È quasi mezzogiorno. La stufa a carbone sibila e fuma nella capanna di bambu e fogli catramati, dove vive la signora Wu con la famiglia. Malgrado l'ora non sta preparando il pranzo. Sulla stufa in ferro bolle dello stagno liquido. Con una tenaglia vi immerge la scheda madre di un computer. Con l'altra mano separa processori e transistor. Dopo alcuni secondi la signora Wu getta il supporto della scheda madre su un mucchio. I suoi due figli sono seduti a terra, circondati da vecchi computer e da involucri di telefoni cellulari. Con dei coltelli arrugginiti tagliano dei fili elettrici.
Siamo a Guiyu, nel sud della Cina, provincia di Guangdong, cinque ore di macchina da Hong Kong. In tutto il villaggio si sente puzza di plastica bruciata. Le stradine sono disseminate di pezzetti di plastica fusa. Nei cortili interni delle case sono ammucchiati vecchi computer, televisori, fax e telefoni cellulari. La maggior parte dei 100 mila abitanti della regione si guadagna da vivere disossando apparecchi elettrici giunti di contrabbando dal mondo intero. Con dei coltellacci da cucina gli uomini staccano le parti ancora utilizzabili. Le donne immergono le schede madri in velenosi vapori. Bambini e ragazze separano i microprocessori. Guiyu è la discarica dell'era digitale.

Compito scritto 1:
Indica se ciascuna affermazione concorda con il testo su Guiyu, rispondendo sì o no e citando le parole decisive del testo: (a) la signora Wu sta cucinando il pranzo sulla stufa; (b) Guiyu dista cinque ore di macchina da Hong Kong; (c) con i coltellacci da cucina sono le donne a staccare le parti ancora utilizzabili.

Elenco fornito:
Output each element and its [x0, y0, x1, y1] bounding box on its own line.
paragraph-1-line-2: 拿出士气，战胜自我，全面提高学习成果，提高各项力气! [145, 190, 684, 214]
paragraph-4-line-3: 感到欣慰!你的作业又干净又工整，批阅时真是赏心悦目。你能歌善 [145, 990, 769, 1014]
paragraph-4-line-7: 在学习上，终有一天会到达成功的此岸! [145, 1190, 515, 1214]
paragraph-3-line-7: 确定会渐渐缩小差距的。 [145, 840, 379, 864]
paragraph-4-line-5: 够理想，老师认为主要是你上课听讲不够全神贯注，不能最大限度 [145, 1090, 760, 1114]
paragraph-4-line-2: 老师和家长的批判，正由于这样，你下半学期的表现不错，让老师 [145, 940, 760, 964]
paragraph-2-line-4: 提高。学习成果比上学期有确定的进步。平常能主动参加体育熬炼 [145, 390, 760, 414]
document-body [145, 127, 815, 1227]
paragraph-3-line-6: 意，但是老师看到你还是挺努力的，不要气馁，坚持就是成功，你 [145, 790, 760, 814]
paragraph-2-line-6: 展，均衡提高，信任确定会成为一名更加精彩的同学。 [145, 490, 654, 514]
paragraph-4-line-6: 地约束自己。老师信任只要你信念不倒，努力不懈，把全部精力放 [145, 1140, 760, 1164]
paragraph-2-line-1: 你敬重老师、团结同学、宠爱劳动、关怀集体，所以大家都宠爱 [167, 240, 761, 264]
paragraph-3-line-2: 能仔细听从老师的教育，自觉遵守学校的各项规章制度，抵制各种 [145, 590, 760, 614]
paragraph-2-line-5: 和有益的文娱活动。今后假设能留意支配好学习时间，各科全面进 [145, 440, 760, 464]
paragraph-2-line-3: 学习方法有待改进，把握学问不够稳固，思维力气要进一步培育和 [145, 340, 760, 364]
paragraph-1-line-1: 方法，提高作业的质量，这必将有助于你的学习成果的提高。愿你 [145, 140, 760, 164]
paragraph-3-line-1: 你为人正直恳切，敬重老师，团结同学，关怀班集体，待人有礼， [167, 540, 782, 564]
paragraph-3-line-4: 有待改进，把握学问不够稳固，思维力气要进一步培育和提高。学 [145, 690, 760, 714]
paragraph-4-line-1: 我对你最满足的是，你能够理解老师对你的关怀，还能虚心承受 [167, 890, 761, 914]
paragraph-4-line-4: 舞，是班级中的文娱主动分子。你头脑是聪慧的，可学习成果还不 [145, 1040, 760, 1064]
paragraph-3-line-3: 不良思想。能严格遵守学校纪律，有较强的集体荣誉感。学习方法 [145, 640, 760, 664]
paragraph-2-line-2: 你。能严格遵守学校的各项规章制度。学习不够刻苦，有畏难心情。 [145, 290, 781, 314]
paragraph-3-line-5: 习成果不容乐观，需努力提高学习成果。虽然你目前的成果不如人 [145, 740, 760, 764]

Compito scritto 2:
Raccogli tutte le righe dell'elenco in cui compare la stringa "团结同学".

Risposta 1:
(a) No: "Malgrado l'ora non sta preparando il pranzo."
(b) Sì: "cinque ore di macchina da Hong Kong"
(c) No: "Con dei coltellacci da cucina gli uomini staccano le parti ancora utilizzabili."

Risposta 2:
paragraph-2-line-1: 你敬重老师、团结同学、宠爱劳动、关怀集体，所以大家都宠爱 [167, 240, 761, 264]
paragraph-3-line-1: 你为人正直恳切，敬重老师，团结同学，关怀班集体，待人有礼， [167, 540, 782, 564]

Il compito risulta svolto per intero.